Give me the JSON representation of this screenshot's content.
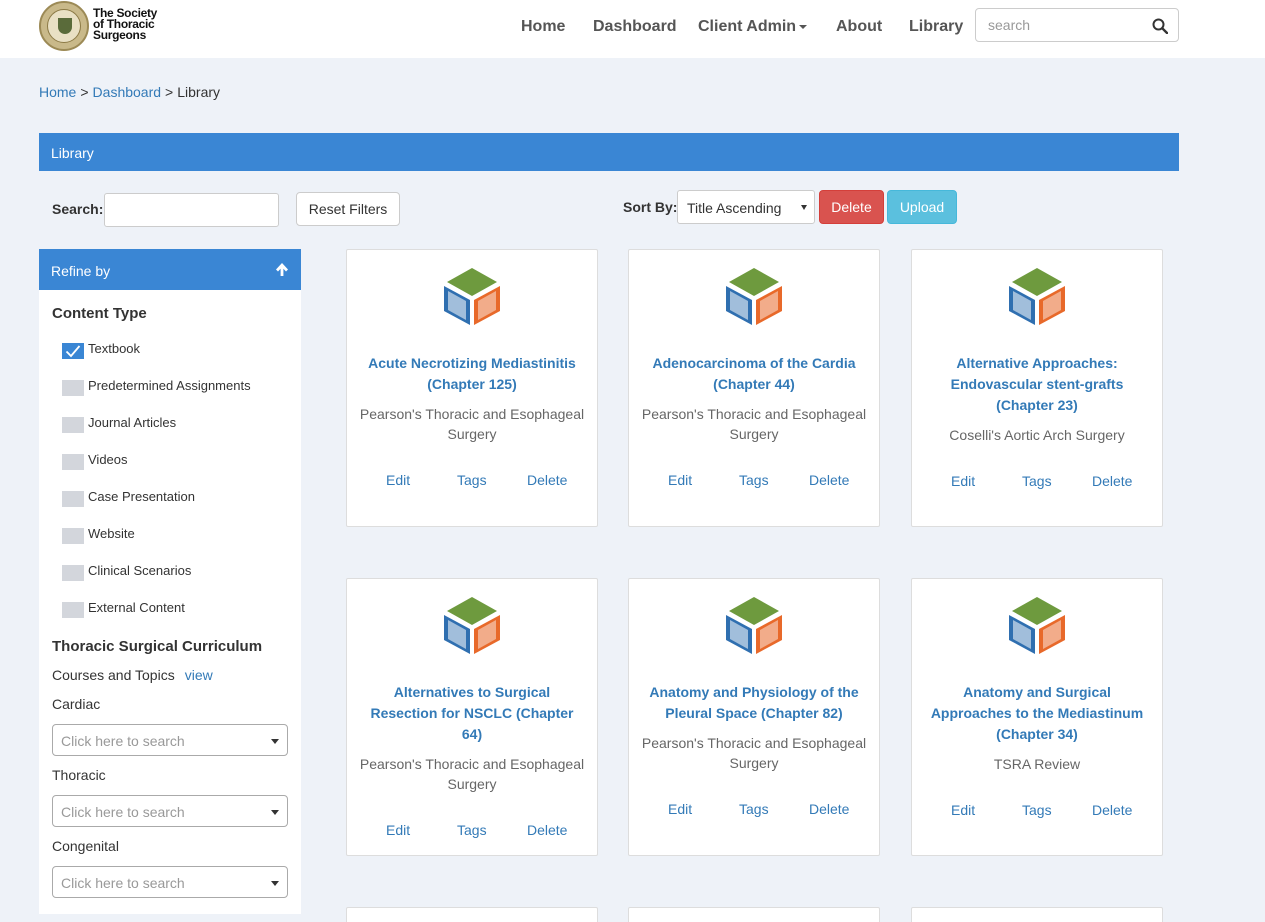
{
  "brand": {
    "name_line1": "The Society",
    "name_line2": "of Thoracic",
    "name_line3": "Surgeons"
  },
  "nav": {
    "home": "Home",
    "dashboard": "Dashboard",
    "client_admin": "Client Admin",
    "about": "About",
    "library": "Library",
    "search_placeholder": "search"
  },
  "breadcrumb": {
    "home": "Home",
    "dashboard": "Dashboard",
    "current": "Library",
    "separator": ">"
  },
  "library_bar": {
    "title": "Library"
  },
  "controls": {
    "search_label": "Search:",
    "reset_label": "Reset Filters",
    "sort_label": "Sort By:",
    "sort_value": "Title Ascending",
    "delete_label": "Delete",
    "upload_label": "Upload"
  },
  "sidebar": {
    "refine_title": "Refine by",
    "content_type_heading": "Content Type",
    "content_types": [
      {
        "label": "Textbook",
        "checked": true
      },
      {
        "label": "Predetermined Assignments",
        "checked": false
      },
      {
        "label": "Journal Articles",
        "checked": false
      },
      {
        "label": "Videos",
        "checked": false
      },
      {
        "label": "Case Presentation",
        "checked": false
      },
      {
        "label": "Website",
        "checked": false
      },
      {
        "label": "Clinical Scenarios",
        "checked": false
      },
      {
        "label": "External Content",
        "checked": false
      }
    ],
    "curriculum_heading": "Thoracic Surgical Curriculum",
    "courses_label": "Courses and Topics",
    "view_label": "view",
    "cardiac_label": "Cardiac",
    "thoracic_label": "Thoracic",
    "congenital_label": "Congenital",
    "select_placeholder": "Click here to search"
  },
  "cards": [
    {
      "title": "Acute Necrotizing Mediastinitis (Chapter 125)",
      "source": "Pearson's Thoracic and Esophageal Surgery"
    },
    {
      "title": "Adenocarcinoma of the Cardia (Chapter 44)",
      "source": "Pearson's Thoracic and Esophageal Surgery"
    },
    {
      "title": "Alternative Approaches: Endovascular stent-grafts (Chapter 23)",
      "source": "Coselli's Aortic Arch Surgery"
    },
    {
      "title": "Alternatives to Surgical Resection for NSCLC (Chapter 64)",
      "source": "Pearson's Thoracic and Esophageal Surgery"
    },
    {
      "title": "Anatomy and Physiology of the Pleural Space (Chapter 82)",
      "source": "Pearson's Thoracic and Esophageal Surgery"
    },
    {
      "title": "Anatomy and Surgical Approaches to the Mediastinum (Chapter 34)",
      "source": "TSRA Review"
    }
  ],
  "card_actions": {
    "edit": "Edit",
    "tags": "Tags",
    "delete": "Delete"
  },
  "colors": {
    "primary": "#3a86d4",
    "danger": "#d9534f",
    "info": "#5bc0de",
    "link": "#337ab7",
    "book_green": "#6e9a3e",
    "book_blue": "#2f6fb0",
    "book_orange": "#e8692a"
  }
}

----------------

Given request | Transcribe all the data word for word; the images stay out.

Output for this exercise |
Give me the JSON representation of this screenshot's content.
{
  "brand": {
    "name_line1": "The Society",
    "name_line2": "of Thoracic",
    "name_line3": "Surgeons"
  },
  "nav": {
    "home": "Home",
    "dashboard": "Dashboard",
    "client_admin": "Client Admin",
    "about": "About",
    "library": "Library",
    "search_placeholder": "search"
  },
  "breadcrumb": {
    "home": "Home",
    "dashboard": "Dashboard",
    "current": "Library",
    "separator": ">"
  },
  "library_bar": {
    "title": "Library"
  },
  "controls": {
    "search_label": "Search:",
    "reset_label": "Reset Filters",
    "sort_label": "Sort By:",
    "sort_value": "Title Ascending",
    "delete_label": "Delete",
    "upload_label": "Upload"
  },
  "sidebar": {
    "refine_title": "Refine by",
    "content_type_heading": "Content Type",
    "content_types": [
      {
        "label": "Textbook",
        "checked": true
      },
      {
        "label": "Predetermined Assignments",
        "checked": false
      },
      {
        "label": "Journal Articles",
        "checked": false
      },
      {
        "label": "Videos",
        "checked": false
      },
      {
        "label": "Case Presentation",
        "checked": false
      },
      {
        "label": "Website",
        "checked": false
      },
      {
        "label": "Clinical Scenarios",
        "checked": false
      },
      {
        "label": "External Content",
        "checked": false
      }
    ],
    "curriculum_heading": "Thoracic Surgical Curriculum",
    "courses_label": "Courses and Topics",
    "view_label": "view",
    "cardiac_label": "Cardiac",
    "thoracic_label": "Thoracic",
    "congenital_label": "Congenital",
    "select_placeholder": "Click here to search"
  },
  "cards": [
    {
      "title": "Acute Necrotizing Mediastinitis (Chapter 125)",
      "source": "Pearson's Thoracic and Esophageal Surgery"
    },
    {
      "title": "Adenocarcinoma of the Cardia (Chapter 44)",
      "source": "Pearson's Thoracic and Esophageal Surgery"
    },
    {
      "title": "Alternative Approaches: Endovascular stent-grafts (Chapter 23)",
      "source": "Coselli's Aortic Arch Surgery"
    },
    {
      "title": "Alternatives to Surgical Resection for NSCLC (Chapter 64)",
      "source": "Pearson's Thoracic and Esophageal Surgery"
    },
    {
      "title": "Anatomy and Physiology of the Pleural Space (Chapter 82)",
      "source": "Pearson's Thoracic and Esophageal Surgery"
    },
    {
      "title": "Anatomy and Surgical Approaches to the Mediastinum (Chapter 34)",
      "source": "TSRA Review"
    }
  ],
  "card_actions": {
    "edit": "Edit",
    "tags": "Tags",
    "delete": "Delete"
  },
  "colors": {
    "primary": "#3a86d4",
    "danger": "#d9534f",
    "info": "#5bc0de",
    "link": "#337ab7",
    "book_green": "#6e9a3e",
    "book_blue": "#2f6fb0",
    "book_orange": "#e8692a"
  }
}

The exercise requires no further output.